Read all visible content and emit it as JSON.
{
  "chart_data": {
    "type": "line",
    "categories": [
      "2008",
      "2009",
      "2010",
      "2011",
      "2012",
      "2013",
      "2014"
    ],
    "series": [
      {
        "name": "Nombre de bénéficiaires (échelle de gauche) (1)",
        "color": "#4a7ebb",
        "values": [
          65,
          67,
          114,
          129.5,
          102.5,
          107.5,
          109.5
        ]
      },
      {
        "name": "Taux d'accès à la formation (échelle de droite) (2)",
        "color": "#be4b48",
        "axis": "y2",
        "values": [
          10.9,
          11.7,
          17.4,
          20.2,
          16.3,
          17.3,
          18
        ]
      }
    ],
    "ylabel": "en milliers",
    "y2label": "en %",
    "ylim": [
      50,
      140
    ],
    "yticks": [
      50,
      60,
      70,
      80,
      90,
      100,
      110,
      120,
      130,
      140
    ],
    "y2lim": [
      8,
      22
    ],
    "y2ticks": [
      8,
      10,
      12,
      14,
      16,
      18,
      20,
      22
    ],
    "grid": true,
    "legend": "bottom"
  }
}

### Stated exercise
Repeat the data exactly. Leave nothing out.

### Task solution
Read all visible content and emit it as JSON.
{
  "chart_data": {
    "type": "line",
    "categories": [
      "2008",
      "2009",
      "2010",
      "2011",
      "2012",
      "2013",
      "2014"
    ],
    "series": [
      {
        "name": "Nombre de bénéficiaires (échelle de gauche) (1)",
        "color": "#4a7ebb",
        "values": [
          65,
          67,
          114,
          129.5,
          102.5,
          107.5,
          109.5
        ]
      },
      {
        "name": "Taux d'accès à la formation (échelle de droite) (2)",
        "color": "#be4b48",
        "axis": "y2",
        "values": [
          10.9,
          11.7,
          17.4,
          20.2,
          16.3,
          17.3,
          18
        ]
      }
    ],
    "ylabel": "en milliers",
    "y2label": "en %",
    "ylim": [
      50,
      140
    ],
    "yticks": [
      50,
      60,
      70,
      80,
      90,
      100,
      110,
      120,
      130,
      140
    ],
    "y2lim": [
      8,
      22
    ],
    "y2ticks": [
      8,
      10,
      12,
      14,
      16,
      18,
      20,
      22
    ],
    "grid": true,
    "legend": "bottom"
  }
}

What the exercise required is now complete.